**INFORMATION GIVEN:**
= = = = = = =
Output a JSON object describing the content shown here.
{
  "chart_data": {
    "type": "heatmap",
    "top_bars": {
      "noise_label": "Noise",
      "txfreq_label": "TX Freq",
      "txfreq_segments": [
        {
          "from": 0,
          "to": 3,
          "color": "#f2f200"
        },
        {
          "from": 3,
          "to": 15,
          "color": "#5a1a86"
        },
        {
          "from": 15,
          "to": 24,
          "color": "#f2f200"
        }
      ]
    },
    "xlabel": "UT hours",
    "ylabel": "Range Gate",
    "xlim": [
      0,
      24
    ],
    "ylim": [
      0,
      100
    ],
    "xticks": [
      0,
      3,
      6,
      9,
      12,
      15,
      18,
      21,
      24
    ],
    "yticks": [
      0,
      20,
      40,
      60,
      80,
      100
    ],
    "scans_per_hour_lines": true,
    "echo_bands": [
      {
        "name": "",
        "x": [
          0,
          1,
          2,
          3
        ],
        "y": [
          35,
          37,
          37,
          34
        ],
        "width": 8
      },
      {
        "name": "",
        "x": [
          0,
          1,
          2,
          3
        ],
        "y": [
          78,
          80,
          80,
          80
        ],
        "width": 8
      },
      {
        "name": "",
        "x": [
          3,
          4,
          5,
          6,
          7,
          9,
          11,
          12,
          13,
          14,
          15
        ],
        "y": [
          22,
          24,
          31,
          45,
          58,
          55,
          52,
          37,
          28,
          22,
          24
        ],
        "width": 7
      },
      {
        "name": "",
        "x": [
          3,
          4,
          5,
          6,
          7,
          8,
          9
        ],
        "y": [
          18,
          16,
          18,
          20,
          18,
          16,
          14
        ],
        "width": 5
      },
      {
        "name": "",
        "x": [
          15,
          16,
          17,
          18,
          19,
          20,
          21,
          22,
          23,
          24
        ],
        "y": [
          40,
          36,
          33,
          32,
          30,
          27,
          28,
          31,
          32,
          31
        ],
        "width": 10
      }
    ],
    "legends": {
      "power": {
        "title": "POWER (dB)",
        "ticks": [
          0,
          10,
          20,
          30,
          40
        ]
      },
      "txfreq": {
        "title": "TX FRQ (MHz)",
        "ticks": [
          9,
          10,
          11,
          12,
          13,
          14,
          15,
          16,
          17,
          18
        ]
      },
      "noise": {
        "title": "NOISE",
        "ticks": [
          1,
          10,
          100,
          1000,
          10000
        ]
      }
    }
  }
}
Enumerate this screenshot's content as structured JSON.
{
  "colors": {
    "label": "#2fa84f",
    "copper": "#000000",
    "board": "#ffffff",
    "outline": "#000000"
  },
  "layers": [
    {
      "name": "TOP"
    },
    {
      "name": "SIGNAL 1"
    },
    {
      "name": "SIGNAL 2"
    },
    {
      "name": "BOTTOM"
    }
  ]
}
= = = = = = =
**CHALLENGE:** Your output consists solely of the lines from the one with "Enumerate this screenshot's" through the last line, copied exactly.

**RESPONSE TO THIS TASK:**
Enumerate this screenshot's content as structured JSON.
{
  "colors": {
    "label": "#2fa84f",
    "copper": "#000000",
    "board": "#ffffff",
    "outline": "#000000"
  },
  "layers": [
    {
      "name": "TOP"
    },
    {
      "name": "SIGNAL 1"
    },
    {
      "name": "SIGNAL 2"
    },
    {
      "name": "BOTTOM"
    }
  ]
}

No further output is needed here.